YOUR TASK => Filter the lines below, copying only those with the string "thanks".

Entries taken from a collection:
▬▬▬▬▬▬

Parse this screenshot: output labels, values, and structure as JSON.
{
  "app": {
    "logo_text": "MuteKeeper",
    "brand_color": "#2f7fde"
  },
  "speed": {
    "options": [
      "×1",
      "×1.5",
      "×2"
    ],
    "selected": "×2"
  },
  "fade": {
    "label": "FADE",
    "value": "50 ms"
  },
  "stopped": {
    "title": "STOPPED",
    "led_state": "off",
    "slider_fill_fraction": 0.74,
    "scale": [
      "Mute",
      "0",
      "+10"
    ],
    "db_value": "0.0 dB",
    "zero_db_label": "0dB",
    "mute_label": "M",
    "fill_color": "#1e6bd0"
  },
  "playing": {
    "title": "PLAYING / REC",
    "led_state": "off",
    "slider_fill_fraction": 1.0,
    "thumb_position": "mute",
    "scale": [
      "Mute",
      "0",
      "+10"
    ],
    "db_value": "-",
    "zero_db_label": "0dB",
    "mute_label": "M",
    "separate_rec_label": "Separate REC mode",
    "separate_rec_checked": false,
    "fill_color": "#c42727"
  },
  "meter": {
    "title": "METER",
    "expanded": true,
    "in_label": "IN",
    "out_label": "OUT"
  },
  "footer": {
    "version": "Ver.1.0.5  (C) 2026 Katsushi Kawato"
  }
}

▬▬▬▬▬▬

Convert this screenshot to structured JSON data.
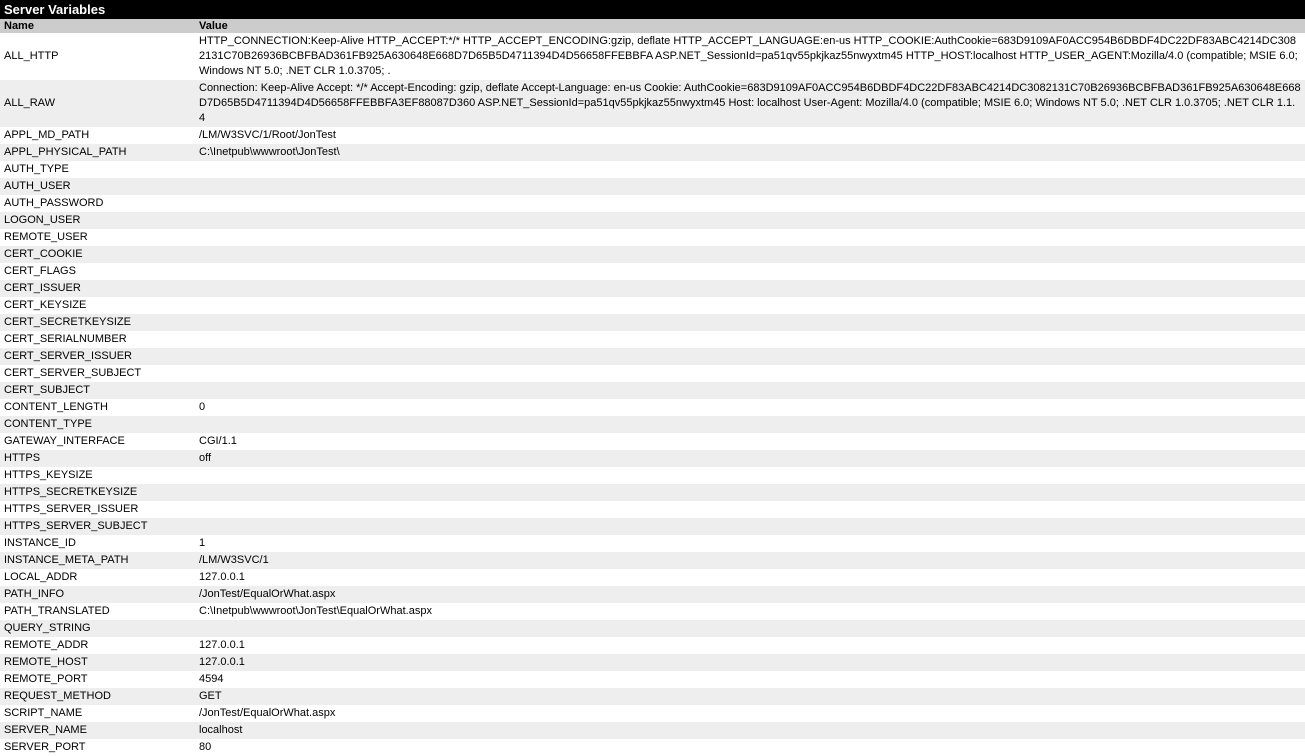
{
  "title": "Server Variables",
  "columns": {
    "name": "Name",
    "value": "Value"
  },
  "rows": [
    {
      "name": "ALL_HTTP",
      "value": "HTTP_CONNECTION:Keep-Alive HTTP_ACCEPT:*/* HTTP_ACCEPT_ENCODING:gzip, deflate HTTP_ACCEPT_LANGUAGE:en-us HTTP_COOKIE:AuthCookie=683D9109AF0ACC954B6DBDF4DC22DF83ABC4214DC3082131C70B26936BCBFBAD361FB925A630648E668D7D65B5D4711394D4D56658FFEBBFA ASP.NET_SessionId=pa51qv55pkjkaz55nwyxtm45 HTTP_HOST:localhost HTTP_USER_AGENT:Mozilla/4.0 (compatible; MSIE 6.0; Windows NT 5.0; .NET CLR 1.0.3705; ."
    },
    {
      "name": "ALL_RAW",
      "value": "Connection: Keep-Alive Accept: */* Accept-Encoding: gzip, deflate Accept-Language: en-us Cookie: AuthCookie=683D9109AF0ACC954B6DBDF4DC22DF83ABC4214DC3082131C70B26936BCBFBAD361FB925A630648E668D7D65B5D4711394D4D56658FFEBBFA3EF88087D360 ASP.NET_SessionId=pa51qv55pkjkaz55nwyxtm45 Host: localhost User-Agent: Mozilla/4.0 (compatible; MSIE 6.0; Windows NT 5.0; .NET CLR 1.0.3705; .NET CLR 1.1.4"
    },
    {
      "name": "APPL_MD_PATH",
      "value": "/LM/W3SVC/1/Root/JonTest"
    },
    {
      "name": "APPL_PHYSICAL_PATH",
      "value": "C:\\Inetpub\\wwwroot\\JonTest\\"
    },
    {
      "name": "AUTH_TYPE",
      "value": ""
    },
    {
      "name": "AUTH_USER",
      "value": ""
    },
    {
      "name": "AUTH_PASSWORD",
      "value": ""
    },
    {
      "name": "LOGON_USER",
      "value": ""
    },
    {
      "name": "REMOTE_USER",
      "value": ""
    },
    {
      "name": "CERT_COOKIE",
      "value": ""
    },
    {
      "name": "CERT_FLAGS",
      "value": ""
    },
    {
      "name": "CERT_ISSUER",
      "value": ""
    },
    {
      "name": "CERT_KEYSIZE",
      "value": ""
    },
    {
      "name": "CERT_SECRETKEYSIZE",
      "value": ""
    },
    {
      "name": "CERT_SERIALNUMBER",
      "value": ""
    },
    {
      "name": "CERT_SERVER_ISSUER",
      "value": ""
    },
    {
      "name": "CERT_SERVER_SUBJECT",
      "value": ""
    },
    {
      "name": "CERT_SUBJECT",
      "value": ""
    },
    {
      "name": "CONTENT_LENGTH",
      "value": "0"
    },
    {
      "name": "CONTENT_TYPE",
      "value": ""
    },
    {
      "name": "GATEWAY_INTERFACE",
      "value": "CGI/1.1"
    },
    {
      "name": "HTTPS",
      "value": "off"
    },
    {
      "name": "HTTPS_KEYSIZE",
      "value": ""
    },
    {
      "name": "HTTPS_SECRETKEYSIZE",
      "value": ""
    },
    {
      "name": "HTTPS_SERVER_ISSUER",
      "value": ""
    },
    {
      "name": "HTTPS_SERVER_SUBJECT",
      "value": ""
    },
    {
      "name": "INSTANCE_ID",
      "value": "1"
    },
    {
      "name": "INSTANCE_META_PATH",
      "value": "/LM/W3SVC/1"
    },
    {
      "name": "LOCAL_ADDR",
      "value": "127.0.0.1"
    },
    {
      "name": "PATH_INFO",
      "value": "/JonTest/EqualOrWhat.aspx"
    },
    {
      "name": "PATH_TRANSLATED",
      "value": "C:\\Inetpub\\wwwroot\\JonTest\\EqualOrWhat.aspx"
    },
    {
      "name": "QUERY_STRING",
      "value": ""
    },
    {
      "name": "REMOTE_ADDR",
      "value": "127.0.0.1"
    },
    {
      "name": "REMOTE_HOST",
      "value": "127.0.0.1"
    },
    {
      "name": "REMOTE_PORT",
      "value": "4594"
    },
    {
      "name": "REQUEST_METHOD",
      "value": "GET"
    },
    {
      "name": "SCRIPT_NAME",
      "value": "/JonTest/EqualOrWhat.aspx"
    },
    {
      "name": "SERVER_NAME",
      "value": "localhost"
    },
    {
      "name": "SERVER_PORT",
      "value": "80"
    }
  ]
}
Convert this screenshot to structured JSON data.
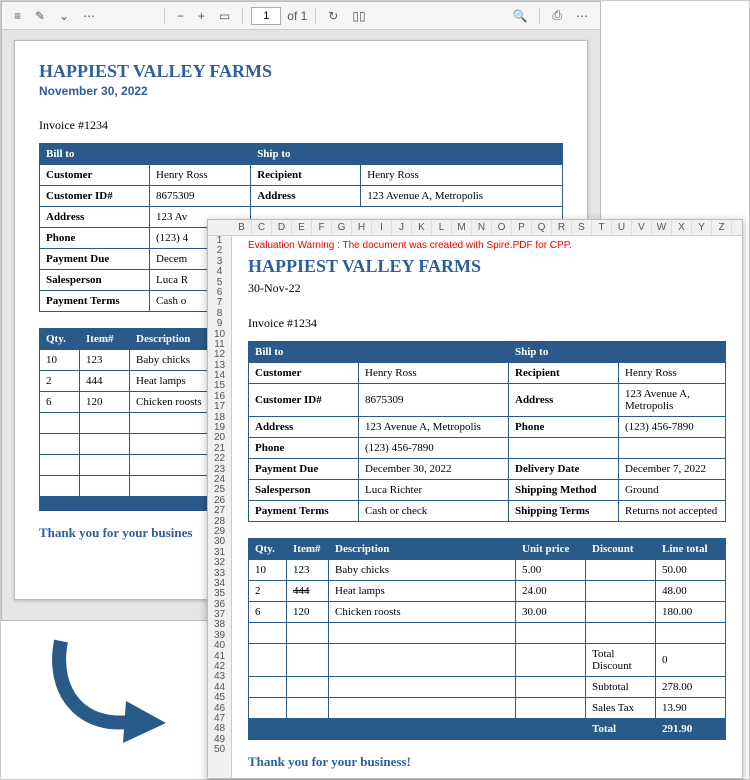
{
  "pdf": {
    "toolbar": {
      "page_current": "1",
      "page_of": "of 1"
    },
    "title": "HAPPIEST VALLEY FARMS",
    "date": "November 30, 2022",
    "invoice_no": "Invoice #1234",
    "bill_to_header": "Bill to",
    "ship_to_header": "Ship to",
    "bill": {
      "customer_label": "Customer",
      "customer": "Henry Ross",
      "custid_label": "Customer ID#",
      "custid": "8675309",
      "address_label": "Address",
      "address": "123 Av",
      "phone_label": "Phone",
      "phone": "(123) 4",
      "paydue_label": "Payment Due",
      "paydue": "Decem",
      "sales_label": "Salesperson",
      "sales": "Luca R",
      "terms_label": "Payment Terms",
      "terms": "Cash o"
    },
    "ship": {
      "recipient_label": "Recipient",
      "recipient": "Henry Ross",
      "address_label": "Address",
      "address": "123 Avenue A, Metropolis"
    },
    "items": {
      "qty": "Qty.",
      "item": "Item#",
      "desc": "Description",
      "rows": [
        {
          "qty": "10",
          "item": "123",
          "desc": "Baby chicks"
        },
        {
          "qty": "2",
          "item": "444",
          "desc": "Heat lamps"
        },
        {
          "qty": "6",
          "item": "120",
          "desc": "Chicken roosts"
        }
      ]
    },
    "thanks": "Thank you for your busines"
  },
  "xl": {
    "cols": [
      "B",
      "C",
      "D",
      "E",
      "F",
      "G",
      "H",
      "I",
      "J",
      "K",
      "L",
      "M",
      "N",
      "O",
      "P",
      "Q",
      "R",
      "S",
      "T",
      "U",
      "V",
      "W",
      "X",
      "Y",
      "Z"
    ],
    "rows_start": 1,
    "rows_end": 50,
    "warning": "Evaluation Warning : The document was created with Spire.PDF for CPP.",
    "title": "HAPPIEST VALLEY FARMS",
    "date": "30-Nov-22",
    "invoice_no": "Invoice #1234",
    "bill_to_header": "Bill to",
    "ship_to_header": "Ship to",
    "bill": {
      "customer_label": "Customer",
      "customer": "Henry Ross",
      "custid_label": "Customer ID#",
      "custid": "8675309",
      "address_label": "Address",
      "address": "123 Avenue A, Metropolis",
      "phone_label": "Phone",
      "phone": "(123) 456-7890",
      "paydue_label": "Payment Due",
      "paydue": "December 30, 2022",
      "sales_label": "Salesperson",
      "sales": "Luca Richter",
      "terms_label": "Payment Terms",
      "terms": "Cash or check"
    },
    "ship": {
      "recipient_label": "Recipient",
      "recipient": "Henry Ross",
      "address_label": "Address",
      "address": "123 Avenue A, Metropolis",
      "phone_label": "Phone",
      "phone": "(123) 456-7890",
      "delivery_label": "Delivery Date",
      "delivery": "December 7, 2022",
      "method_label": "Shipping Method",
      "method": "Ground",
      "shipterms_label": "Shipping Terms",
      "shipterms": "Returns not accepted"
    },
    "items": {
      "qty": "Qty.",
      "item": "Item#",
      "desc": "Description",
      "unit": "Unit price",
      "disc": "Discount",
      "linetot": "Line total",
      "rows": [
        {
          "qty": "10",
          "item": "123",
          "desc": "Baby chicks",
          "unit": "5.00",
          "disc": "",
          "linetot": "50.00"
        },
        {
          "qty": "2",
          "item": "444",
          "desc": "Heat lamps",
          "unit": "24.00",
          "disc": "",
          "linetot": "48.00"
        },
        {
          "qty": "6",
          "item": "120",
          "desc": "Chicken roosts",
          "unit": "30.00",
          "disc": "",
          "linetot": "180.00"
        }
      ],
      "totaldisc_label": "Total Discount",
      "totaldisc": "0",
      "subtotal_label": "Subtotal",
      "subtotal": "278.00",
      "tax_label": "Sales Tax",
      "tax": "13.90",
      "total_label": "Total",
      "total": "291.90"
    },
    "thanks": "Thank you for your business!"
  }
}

▬▬▬▬▬▬

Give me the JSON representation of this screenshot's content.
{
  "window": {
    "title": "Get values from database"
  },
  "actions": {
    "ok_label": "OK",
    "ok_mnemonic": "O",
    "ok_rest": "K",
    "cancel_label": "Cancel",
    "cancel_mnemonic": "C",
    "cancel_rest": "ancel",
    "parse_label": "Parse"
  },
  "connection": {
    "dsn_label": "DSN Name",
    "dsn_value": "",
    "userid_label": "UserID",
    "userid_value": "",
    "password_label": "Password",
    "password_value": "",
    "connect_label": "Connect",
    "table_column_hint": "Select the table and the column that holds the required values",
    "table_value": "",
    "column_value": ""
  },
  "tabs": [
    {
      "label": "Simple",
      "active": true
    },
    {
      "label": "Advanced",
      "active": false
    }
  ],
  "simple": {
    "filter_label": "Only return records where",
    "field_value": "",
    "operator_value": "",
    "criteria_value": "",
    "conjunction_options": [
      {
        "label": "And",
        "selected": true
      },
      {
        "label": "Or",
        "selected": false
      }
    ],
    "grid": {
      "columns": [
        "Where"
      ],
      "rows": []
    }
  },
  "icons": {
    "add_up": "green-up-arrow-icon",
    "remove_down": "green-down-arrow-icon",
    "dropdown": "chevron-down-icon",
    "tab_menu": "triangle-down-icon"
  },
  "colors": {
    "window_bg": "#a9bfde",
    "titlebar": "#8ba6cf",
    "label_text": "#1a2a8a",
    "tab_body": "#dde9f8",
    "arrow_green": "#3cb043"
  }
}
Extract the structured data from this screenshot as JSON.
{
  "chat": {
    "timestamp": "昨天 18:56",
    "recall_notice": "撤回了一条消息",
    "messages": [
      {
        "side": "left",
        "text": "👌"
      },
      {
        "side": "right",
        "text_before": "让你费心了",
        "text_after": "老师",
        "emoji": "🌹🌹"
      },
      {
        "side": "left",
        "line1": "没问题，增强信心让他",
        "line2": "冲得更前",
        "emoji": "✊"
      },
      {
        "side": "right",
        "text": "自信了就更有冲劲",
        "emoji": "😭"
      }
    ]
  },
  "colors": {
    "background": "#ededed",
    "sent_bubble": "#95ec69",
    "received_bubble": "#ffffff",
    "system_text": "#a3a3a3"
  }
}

▬▬▬▬▬▬

RESPONSE BELOW =>
    "thanks": "Thank you for your busines"
    "thanks": "Thank you for your business!"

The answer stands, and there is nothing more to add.